# Request:
Leave out every picture, and output exactly the lines from the line containing "Type out the text in this image." through the last line of the data.
-- begin --
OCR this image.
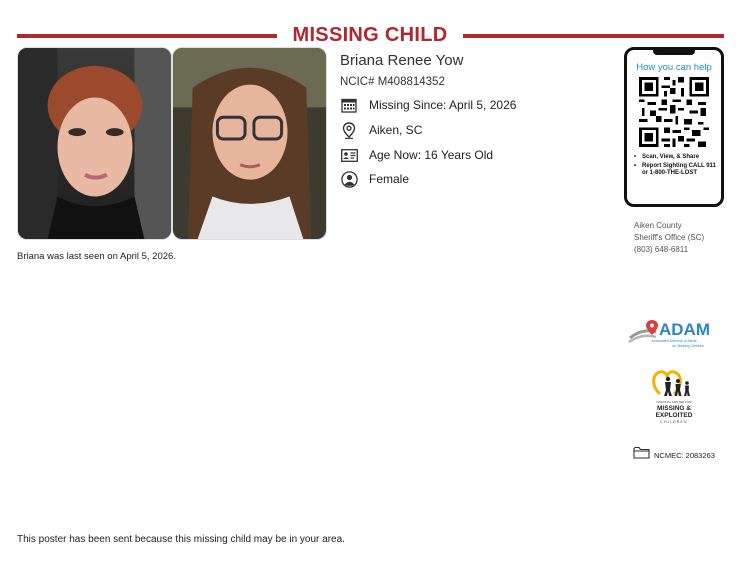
MISSING CHILD
Briana was last seen on April 5, 2026.
Briana Renee Yow
NCIC# M408814352
Missing Since: April 5, 2026
Aiken, SC
Age Now: 16 Years Old
Female
How you can help
• Scan, View, & Share
• Report Sighting CALL 911 or 1-800-THE-LOST
Aiken County
Sheriff's Office (SC)
(803) 648-6811
ADAM
Automated Delivery of Alerts
on Missing Children
NATIONAL CENTER FOR
MISSING &
EXPLOITED
CHILDREN
NCMEC: 2083263
This poster has been sent because this missing child may be in your area.
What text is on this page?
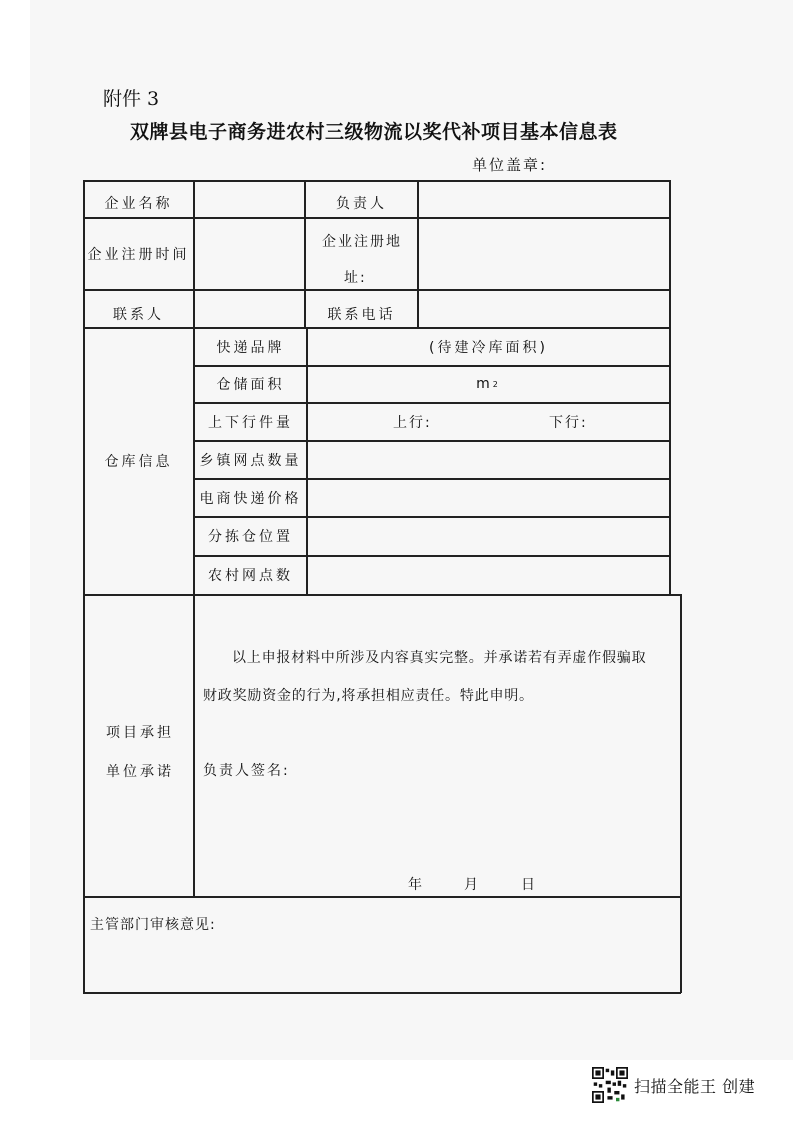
附件 3
双牌县电子商务进农村三级物流以奖代补项目基本信息表
单位盖章:
企业名称	负责人
企业注册时间
企业注册地
址:
联系人	联系电话
仓库信息
快递品牌	(待建冷库面积)
仓储面积	m 2
上下行件量	上行:	下行:
乡镇网点数量
电商快递价格
分拣仓位置
农村网点数
项目承担
单位承诺
以上申报材料中所涉及内容真实完整。并承诺若有弄虚作假骗取
财政奖励资金的行为,将承担相应责任。特此申明。
负责人签名:
年	月	日
主管部门审核意见:
扫描全能王 创建
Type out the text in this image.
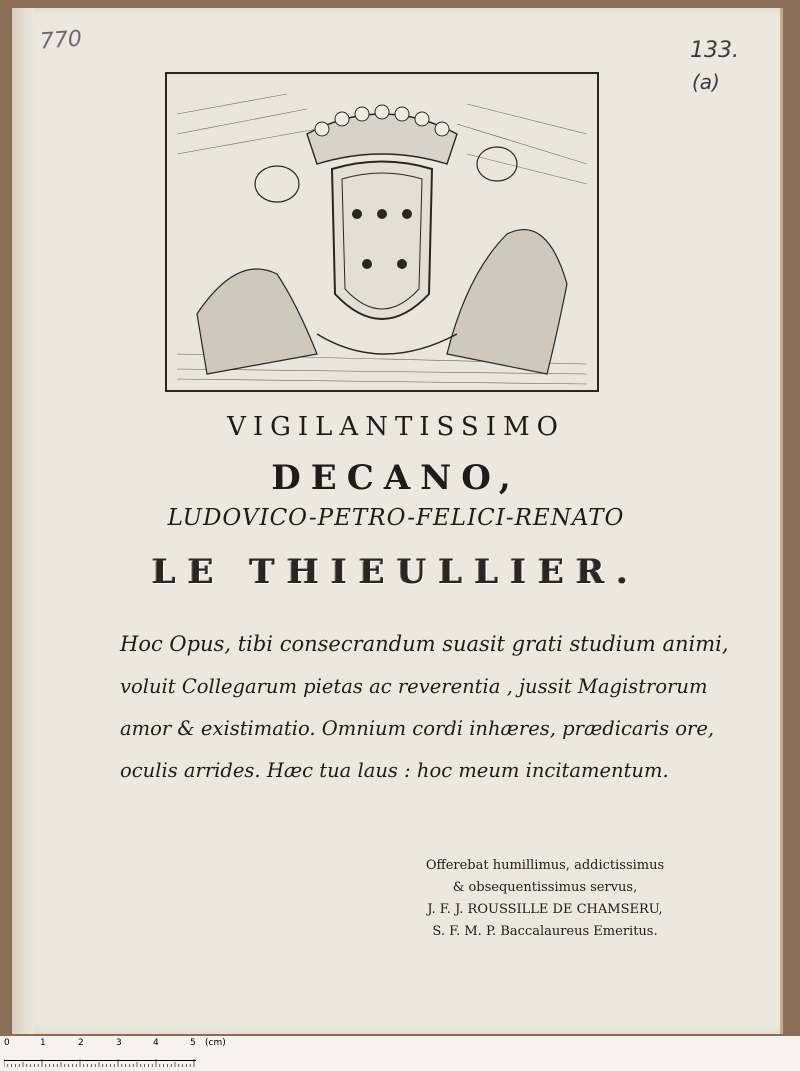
770	133.
(a)

VIGILANTISSIMO

DECANO,

LUDOVICO-PETRO-FELICI-RENATO

LE THIEULLIER.

Hoc Opus, tibi consecrandum suasit grati studium animi,

voluit Collegarum pietas ac reverentia , jussit Magistrorum

amor & existimatio. Omnium cordi inhæres, prædicaris ore,

oculis arrides. Hæc tua laus : hoc meum incitamentum.

Offerebat humillimus, addictissimus

& obsequentissimus servus,

J. F. J. ROUSSILLE DE CHAMSERU,

S. F. M. P. Baccalaureus Emeritus.

0	1	2	3	4	5 (cm)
-- end --
# Full output:
Type out the text in this image.
770	133.
(a)

VIGILANTISSIMO

DECANO,

LUDOVICO-PETRO-FELICI-RENATO

LE THIEULLIER.

Hoc Opus, tibi consecrandum suasit grati studium animi,

voluit Collegarum pietas ac reverentia , jussit Magistrorum

amor & existimatio. Omnium cordi inhæres, prædicaris ore,

oculis arrides. Hæc tua laus : hoc meum incitamentum.

Offerebat humillimus, addictissimus

& obsequentissimus servus,

J. F. J. ROUSSILLE DE CHAMSERU,

S. F. M. P. Baccalaureus Emeritus.

0	1	2	3	4	5 (cm)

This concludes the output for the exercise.